• [DATA LISTING]:
+ + + + + + +

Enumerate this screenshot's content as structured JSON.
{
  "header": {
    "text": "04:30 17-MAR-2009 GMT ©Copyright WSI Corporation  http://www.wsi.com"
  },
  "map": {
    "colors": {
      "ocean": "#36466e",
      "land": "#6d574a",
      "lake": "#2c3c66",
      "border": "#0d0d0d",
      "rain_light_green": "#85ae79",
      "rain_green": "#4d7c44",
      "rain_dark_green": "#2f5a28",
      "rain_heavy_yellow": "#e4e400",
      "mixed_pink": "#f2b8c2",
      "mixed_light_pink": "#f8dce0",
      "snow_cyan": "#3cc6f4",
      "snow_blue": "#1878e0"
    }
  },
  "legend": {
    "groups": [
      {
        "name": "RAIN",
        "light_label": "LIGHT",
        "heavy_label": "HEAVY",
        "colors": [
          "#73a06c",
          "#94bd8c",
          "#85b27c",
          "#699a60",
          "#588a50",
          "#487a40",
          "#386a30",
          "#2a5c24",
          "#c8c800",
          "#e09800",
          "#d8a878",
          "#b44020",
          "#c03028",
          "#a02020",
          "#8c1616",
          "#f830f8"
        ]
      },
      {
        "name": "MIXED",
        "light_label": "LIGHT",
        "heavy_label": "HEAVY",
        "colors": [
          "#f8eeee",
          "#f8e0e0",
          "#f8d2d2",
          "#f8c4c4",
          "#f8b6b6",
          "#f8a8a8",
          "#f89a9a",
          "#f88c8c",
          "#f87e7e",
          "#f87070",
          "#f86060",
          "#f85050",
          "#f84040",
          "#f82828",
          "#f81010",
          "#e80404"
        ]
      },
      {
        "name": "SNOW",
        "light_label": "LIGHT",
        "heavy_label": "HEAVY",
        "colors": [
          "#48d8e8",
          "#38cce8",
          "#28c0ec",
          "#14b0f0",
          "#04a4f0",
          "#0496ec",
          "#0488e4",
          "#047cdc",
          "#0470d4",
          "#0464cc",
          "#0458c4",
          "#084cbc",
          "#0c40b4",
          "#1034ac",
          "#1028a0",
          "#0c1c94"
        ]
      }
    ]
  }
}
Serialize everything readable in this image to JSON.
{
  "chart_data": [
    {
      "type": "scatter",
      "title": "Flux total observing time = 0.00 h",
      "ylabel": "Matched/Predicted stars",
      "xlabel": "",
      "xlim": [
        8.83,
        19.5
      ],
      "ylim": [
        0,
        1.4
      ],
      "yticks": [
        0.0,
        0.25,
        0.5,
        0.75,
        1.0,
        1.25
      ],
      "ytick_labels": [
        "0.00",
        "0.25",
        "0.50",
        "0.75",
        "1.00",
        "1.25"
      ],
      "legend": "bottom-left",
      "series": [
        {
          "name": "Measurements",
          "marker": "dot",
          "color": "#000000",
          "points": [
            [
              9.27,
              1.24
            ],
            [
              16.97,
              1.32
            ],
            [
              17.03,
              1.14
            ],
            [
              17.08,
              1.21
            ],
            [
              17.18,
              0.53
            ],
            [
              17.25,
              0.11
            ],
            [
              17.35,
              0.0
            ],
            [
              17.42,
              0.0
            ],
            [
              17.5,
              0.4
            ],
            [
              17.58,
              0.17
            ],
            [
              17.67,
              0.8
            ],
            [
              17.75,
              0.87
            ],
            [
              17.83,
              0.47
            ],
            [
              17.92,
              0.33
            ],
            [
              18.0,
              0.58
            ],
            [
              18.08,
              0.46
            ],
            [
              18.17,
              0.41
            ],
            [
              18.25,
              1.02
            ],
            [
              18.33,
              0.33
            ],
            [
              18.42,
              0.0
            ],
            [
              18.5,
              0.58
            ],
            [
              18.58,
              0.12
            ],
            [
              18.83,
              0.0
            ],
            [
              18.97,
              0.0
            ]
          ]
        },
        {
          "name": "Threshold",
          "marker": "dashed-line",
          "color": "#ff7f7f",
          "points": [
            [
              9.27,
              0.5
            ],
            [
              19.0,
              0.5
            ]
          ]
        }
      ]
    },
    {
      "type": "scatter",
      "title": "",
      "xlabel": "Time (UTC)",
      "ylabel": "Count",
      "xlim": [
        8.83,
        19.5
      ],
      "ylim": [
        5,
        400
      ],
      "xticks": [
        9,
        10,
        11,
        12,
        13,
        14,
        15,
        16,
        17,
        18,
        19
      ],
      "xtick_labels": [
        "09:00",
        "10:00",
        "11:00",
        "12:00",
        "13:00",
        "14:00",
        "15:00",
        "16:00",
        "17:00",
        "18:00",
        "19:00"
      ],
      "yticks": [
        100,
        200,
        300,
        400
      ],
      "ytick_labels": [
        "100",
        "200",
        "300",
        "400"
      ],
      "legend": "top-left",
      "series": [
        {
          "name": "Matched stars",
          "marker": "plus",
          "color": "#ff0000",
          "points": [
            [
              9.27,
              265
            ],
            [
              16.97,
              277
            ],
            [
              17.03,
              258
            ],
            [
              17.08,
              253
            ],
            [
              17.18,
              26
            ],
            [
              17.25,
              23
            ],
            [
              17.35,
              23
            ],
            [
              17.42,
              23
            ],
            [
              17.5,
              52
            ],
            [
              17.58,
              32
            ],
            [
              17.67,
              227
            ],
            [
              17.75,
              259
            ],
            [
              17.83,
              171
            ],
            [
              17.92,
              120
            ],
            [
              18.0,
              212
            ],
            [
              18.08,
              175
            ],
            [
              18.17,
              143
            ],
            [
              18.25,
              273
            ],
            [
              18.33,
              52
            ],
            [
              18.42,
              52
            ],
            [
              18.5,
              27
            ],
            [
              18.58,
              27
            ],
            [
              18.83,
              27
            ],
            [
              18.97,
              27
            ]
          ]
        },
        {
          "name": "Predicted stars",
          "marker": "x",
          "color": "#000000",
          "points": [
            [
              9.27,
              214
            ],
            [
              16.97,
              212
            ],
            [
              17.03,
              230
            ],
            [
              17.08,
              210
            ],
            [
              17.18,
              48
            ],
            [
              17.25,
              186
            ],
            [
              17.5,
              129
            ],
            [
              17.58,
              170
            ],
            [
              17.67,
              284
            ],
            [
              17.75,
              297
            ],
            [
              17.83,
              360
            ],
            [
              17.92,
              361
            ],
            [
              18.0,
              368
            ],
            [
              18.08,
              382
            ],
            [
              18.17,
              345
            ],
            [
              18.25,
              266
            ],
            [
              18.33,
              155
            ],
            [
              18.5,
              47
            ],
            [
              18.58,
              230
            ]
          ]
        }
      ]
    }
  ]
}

+ + + + + + +

• [BRIEF]:
Copy out every line holding the string "title".

• [THE ANSWER]:
      "title": "Flux total observing time = 0.00 h",
      "title": "",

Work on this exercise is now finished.